GIVEN REQUEST: How many lines of the material below contain the string "false"? Answer with the number and nothing else.

[Stored items]
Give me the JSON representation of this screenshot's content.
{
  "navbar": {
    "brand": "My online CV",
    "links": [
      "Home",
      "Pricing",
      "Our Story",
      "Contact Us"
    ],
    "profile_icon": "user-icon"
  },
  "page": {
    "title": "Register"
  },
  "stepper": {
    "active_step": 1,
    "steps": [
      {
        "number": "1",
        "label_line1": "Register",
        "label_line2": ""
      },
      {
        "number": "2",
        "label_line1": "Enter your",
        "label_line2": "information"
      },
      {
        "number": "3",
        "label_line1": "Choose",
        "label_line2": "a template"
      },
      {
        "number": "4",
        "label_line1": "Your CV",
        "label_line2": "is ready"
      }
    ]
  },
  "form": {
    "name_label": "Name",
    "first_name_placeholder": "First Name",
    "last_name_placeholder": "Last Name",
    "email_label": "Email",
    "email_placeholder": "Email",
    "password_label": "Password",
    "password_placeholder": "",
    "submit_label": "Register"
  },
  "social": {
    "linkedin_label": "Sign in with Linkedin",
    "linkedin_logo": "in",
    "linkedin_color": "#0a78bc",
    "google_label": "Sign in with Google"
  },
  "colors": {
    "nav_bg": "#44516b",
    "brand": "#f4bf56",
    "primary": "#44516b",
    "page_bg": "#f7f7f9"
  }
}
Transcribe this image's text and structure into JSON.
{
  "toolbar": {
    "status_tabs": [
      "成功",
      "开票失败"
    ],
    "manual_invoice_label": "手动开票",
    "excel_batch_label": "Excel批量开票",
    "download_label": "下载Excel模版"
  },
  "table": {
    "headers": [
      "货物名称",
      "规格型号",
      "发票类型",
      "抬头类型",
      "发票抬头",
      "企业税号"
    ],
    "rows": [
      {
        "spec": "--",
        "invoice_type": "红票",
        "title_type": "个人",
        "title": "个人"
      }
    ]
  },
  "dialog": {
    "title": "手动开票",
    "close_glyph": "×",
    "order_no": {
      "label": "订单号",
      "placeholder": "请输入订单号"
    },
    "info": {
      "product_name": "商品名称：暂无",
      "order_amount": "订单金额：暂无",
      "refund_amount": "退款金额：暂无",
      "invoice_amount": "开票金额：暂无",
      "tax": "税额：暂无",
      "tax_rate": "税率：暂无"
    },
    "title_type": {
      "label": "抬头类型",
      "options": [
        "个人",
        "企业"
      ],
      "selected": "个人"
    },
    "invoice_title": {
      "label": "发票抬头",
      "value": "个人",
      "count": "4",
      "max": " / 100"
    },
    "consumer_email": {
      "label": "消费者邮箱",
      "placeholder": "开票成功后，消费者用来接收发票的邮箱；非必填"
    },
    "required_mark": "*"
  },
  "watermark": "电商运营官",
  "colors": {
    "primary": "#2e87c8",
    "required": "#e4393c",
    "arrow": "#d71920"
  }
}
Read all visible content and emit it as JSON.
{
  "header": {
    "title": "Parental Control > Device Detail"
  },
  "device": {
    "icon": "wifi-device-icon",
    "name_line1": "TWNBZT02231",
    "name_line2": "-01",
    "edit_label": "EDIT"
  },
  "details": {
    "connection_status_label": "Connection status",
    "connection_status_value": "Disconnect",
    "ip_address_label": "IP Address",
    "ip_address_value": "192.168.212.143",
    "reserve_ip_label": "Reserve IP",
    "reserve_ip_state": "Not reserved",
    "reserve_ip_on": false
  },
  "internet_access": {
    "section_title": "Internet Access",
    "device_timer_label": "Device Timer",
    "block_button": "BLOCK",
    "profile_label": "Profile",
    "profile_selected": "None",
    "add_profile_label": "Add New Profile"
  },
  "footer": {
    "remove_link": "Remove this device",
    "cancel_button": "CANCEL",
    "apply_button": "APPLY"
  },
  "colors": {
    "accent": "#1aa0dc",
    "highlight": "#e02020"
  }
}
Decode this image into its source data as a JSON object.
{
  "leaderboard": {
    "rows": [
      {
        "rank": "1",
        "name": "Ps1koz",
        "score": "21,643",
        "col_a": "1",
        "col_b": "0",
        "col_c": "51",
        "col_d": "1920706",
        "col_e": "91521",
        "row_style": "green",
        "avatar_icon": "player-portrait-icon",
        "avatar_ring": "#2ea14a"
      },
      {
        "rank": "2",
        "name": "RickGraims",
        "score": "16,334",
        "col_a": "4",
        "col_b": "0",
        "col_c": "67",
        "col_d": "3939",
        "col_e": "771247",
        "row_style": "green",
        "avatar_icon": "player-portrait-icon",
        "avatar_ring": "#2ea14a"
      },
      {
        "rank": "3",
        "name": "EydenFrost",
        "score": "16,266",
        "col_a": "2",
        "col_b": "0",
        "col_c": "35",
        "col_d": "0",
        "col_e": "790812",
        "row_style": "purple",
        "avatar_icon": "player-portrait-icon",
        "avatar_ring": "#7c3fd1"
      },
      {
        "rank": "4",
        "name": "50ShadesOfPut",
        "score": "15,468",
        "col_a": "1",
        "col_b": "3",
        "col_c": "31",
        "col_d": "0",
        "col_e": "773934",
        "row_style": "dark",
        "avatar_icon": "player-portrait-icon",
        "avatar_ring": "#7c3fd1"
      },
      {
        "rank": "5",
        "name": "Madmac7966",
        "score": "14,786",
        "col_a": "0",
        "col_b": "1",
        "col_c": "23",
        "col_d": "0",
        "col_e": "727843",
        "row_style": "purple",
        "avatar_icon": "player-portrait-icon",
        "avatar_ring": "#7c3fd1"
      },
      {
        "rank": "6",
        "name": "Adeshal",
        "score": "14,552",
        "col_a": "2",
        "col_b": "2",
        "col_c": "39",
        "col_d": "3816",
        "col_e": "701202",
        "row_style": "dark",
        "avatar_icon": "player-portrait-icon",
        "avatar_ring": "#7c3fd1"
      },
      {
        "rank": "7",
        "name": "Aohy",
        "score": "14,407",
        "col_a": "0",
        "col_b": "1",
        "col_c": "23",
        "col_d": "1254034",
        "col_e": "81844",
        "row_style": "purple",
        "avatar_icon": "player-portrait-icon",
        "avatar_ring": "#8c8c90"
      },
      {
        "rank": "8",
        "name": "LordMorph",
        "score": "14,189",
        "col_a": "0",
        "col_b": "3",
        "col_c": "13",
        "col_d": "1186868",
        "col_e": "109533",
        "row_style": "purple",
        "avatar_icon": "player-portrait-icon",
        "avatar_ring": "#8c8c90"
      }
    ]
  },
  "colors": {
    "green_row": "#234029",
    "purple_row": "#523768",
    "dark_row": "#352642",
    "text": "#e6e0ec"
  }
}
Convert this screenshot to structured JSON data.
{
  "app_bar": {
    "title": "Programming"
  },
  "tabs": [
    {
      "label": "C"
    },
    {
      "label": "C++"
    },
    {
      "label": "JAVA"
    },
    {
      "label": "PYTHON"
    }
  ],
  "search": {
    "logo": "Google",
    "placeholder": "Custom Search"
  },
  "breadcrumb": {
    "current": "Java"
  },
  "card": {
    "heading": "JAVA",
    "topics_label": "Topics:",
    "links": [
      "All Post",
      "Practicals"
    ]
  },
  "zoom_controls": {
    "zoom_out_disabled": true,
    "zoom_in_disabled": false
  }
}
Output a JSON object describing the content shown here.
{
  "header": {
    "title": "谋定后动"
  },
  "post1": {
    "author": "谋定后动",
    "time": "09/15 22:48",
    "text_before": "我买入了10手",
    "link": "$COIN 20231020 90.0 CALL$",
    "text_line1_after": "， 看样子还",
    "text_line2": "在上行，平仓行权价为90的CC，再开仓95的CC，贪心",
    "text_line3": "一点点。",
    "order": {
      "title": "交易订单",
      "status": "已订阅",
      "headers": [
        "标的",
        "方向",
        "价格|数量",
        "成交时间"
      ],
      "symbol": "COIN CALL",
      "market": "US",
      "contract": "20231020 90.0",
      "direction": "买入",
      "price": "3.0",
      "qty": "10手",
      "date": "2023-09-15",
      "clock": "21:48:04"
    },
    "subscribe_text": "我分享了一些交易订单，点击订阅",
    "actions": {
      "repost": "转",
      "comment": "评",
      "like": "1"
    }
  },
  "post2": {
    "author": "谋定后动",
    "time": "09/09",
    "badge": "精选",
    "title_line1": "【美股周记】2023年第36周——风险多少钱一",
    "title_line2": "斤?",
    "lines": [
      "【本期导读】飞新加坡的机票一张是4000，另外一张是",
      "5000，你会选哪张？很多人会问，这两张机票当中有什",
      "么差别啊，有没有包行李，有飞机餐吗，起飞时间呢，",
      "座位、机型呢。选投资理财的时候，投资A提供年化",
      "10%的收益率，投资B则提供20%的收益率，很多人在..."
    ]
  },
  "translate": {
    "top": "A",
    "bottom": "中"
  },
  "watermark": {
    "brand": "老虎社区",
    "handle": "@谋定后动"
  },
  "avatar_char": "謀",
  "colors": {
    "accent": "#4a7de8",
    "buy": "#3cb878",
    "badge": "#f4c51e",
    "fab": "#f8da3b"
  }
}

FINISHED ANSWER: 2